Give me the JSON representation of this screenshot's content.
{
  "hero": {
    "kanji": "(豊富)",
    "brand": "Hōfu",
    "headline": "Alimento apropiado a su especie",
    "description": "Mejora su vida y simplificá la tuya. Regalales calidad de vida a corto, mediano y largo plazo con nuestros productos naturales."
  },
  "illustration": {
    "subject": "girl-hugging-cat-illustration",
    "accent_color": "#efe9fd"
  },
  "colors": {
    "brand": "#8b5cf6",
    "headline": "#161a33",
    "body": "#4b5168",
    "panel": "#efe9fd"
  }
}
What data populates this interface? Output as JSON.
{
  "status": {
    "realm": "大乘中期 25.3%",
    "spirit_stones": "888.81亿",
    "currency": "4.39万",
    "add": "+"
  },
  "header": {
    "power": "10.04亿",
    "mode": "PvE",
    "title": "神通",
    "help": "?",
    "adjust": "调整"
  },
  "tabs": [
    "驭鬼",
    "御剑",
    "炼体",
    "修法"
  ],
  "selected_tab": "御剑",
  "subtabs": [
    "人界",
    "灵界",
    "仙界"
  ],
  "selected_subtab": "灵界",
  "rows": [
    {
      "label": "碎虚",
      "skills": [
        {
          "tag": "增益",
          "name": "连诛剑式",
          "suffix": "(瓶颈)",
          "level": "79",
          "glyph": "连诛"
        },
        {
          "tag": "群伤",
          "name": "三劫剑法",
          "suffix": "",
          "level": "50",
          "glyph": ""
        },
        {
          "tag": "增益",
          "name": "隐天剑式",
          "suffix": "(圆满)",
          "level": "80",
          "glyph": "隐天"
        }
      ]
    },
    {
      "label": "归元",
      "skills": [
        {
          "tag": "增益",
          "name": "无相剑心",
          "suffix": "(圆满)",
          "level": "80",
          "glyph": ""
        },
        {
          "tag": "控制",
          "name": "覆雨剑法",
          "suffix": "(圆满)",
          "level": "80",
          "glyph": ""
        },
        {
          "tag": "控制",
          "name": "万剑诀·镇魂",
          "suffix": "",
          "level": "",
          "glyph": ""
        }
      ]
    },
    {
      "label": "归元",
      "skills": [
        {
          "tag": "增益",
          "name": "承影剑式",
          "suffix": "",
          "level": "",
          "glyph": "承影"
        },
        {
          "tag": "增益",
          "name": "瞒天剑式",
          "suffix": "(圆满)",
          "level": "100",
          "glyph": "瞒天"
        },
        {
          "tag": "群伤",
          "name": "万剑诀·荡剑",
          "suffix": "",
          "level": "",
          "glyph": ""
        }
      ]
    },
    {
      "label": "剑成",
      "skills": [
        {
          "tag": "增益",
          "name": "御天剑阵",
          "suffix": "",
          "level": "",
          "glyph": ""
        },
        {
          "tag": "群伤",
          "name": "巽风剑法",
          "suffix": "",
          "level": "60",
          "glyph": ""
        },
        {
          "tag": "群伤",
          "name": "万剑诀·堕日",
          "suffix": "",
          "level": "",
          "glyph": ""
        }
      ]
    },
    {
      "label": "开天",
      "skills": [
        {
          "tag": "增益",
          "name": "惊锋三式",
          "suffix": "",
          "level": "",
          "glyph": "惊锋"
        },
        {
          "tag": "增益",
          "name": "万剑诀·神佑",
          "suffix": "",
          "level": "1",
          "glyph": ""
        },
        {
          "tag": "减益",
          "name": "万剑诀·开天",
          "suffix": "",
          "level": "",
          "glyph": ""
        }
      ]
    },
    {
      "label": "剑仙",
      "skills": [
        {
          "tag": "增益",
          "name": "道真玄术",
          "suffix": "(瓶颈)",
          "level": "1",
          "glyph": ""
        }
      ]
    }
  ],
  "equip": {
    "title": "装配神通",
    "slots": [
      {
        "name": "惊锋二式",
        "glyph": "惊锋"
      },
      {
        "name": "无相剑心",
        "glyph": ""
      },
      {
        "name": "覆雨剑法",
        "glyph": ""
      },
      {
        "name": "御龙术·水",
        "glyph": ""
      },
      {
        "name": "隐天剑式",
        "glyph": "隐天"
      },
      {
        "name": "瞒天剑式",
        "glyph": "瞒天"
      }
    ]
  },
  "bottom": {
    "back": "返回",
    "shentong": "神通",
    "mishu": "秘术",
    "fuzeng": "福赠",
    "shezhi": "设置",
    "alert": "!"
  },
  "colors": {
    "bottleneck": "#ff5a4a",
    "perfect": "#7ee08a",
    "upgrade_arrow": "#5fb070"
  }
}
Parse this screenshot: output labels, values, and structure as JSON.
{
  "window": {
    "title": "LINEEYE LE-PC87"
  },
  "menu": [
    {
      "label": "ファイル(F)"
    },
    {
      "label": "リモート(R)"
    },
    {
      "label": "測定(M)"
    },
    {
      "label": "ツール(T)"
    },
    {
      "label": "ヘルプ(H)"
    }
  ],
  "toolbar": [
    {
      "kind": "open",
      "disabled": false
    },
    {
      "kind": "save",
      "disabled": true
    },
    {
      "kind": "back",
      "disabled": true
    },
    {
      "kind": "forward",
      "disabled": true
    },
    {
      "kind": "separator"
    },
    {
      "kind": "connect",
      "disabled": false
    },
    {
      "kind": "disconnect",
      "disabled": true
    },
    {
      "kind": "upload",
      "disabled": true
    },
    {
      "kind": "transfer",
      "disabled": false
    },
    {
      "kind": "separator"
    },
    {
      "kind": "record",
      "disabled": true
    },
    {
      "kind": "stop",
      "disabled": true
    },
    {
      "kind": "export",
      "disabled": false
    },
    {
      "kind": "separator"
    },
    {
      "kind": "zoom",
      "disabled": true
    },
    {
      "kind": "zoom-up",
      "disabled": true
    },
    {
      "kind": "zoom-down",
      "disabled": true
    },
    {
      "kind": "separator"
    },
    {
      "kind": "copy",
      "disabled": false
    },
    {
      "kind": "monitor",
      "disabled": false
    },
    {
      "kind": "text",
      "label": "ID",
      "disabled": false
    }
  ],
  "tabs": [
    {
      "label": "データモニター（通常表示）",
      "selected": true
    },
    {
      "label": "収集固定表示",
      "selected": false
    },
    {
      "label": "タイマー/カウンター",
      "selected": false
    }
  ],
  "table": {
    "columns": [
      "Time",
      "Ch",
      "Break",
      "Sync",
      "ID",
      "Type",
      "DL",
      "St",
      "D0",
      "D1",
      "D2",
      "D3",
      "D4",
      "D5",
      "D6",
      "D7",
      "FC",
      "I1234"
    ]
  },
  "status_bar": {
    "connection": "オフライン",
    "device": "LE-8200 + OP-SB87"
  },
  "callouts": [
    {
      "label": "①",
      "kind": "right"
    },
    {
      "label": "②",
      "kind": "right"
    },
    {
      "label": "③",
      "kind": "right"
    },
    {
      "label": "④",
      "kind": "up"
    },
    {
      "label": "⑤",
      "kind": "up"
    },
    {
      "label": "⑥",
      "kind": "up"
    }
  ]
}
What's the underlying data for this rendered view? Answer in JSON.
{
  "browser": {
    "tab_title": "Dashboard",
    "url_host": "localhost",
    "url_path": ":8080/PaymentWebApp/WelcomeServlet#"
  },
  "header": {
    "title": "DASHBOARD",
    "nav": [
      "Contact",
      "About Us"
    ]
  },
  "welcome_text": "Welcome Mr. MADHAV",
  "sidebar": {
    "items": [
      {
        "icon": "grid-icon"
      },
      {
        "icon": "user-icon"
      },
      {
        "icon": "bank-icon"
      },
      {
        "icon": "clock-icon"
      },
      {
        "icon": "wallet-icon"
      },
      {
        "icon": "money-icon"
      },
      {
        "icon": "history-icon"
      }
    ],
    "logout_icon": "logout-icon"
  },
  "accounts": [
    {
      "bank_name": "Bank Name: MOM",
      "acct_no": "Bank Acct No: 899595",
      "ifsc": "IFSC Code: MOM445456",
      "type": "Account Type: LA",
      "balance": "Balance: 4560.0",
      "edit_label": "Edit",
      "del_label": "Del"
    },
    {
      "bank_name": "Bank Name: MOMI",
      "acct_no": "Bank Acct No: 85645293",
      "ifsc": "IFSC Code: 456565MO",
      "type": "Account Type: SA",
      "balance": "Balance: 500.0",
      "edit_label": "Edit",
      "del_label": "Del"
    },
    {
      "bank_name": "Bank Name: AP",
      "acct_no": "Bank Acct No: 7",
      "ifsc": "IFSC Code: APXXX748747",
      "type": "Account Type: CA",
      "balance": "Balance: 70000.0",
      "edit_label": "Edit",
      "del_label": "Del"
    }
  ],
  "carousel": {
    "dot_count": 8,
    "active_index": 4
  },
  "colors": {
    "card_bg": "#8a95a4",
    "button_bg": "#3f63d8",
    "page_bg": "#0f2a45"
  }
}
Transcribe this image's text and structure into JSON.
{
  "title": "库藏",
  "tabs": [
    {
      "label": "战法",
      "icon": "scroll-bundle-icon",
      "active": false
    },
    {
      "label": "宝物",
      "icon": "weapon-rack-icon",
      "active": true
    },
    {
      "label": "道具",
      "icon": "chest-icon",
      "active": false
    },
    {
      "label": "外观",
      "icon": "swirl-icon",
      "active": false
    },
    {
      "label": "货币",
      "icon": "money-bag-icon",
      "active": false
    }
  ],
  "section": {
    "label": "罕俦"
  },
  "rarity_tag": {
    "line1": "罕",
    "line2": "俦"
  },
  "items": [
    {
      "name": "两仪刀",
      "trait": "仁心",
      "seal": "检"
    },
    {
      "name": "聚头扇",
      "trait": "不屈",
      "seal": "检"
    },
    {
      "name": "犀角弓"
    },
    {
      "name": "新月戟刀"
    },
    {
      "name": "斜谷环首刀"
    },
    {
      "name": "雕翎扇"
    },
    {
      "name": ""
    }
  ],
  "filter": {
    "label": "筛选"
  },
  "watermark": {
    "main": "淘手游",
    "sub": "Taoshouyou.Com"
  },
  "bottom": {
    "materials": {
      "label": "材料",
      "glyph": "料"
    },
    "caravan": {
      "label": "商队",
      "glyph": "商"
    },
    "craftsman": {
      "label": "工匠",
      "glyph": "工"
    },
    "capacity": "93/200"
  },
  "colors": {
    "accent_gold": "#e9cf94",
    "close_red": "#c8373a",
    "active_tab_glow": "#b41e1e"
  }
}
_____
- [TASK BRIEF] Copy out every line from the records that has the word "JSON".

- [RESULT OF THE EXERCISE]
Give me the JSON representation of this screenshot's content.
What data populates this interface? Output as JSON.
Parse this screenshot: output labels, values, and structure as JSON.
What's the underlying data for this rendered view? Answer in JSON.
Transcribe this image's text and structure into JSON.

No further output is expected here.